### Instrucciones
1: En el texto sobre Ayuso y Trump, ¿con quién incluye reunirse el viaje «institucional» de Ayuso a Nueva York?
2: Retoma el texto sobre Ayuso y Trump justo después de su última oración y continúalo.

Mientras Trump amenaza con cortar relaciones comerciales con España si no le dejamos usar nuestro territorio para bombardear Irán, Ayuso decide que el momento ideal es organizar un homenaje al «pueblo norteamericano» desde Madrid. O sea, al presidente naranja. En plena crisis de soberanía nacional, el PP se pone del lado del agresor.
Y por si eso fuera poco, Ayuso se va a Nueva York con dinero público en un viaje «institucional» que incluye reunirse con el alcalde de Sevilla y ver un festival de flamenco. Mientras tanto, llama eslogan vacío al «no a la guerra». Lo dice la misma que construyó su carrera política gritando «comunismo, libertad» y «me gusta la fruta».

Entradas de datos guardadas
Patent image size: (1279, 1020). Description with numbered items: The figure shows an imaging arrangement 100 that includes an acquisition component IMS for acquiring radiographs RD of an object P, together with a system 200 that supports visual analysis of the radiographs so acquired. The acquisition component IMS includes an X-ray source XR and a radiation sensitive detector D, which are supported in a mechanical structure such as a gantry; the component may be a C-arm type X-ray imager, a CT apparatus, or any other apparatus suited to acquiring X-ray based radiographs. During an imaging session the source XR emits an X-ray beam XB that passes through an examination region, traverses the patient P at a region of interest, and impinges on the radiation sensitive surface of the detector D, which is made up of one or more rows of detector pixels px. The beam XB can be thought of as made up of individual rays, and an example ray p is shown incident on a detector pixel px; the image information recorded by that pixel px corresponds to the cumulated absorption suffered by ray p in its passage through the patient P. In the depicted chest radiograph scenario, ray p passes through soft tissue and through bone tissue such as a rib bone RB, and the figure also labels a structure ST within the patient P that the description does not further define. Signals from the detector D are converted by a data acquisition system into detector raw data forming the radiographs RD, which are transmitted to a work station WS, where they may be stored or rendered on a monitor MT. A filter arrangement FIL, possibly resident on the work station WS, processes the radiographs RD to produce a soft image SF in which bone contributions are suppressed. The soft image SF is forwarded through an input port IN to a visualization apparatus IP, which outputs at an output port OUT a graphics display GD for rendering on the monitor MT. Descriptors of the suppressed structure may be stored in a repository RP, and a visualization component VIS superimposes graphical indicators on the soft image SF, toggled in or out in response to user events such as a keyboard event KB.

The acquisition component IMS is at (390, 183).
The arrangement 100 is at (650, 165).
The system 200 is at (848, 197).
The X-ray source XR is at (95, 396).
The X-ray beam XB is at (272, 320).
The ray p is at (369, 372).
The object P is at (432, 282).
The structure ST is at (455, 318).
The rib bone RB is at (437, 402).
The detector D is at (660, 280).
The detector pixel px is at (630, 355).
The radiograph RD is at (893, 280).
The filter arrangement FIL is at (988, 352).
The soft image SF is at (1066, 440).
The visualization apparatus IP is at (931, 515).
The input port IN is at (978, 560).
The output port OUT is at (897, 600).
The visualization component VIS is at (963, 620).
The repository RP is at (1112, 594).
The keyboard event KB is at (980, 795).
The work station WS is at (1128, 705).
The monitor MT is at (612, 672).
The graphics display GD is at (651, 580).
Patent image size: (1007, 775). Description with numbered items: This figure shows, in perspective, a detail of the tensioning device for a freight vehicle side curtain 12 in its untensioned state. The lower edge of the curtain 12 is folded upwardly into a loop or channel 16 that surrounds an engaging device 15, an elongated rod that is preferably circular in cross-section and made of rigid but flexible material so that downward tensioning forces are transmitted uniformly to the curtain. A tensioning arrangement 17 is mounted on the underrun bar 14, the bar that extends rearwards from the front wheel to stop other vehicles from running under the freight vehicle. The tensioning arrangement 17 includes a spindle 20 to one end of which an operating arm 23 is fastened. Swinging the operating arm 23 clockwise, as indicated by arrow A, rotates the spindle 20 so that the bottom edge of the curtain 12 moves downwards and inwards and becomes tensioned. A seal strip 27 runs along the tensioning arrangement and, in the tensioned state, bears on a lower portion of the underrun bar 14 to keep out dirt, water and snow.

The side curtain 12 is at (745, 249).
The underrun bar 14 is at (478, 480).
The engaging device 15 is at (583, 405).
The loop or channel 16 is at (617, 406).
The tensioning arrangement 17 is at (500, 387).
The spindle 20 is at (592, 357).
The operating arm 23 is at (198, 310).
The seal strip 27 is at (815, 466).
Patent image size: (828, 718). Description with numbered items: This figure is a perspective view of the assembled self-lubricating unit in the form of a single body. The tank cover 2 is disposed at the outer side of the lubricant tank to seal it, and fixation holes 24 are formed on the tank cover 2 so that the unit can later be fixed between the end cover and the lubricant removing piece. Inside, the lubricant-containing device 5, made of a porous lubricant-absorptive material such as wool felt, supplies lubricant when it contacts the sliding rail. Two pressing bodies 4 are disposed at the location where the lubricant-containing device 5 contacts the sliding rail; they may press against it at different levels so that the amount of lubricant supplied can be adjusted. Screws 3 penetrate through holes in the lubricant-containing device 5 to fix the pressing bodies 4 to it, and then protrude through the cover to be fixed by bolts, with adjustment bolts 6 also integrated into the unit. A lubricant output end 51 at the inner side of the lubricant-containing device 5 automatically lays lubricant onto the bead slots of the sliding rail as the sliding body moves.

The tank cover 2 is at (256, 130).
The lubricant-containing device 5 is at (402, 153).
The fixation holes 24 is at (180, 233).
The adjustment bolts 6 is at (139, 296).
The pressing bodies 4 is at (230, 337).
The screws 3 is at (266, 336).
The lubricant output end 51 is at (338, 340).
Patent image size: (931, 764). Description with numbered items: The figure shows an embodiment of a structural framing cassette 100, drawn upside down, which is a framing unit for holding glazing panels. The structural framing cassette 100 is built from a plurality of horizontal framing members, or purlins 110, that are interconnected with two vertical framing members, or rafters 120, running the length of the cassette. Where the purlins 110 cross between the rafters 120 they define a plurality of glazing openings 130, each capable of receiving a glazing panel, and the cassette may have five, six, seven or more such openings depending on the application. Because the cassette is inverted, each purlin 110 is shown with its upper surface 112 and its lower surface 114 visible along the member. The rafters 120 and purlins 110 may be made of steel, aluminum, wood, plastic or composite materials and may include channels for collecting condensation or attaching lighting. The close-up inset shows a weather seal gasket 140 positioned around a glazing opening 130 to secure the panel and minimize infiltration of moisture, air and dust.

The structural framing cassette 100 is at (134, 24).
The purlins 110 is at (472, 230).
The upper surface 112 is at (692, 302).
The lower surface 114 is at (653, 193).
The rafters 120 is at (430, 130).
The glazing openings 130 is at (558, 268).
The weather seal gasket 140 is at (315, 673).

### Respuestas por tarea
1: Con el alcalde de Sevilla.

2:
Para rematarlo, la portavoz del PP sale a decir que si sube el precio de la gasolina es culpa de Sánchez. No de Trump. No de la guerra que ha empezado Trump. De Sánchez, porque los impuestos al combustible existen. Nos toman por tontos, directamente.
Este es el nivel de la oposición en España: vendida, servil y sin un gramo de amor propio. Mientras Sánchez dice no a que usen nuestro suelo para una guerra ilegal, el PP aplaude al que nos amenaza.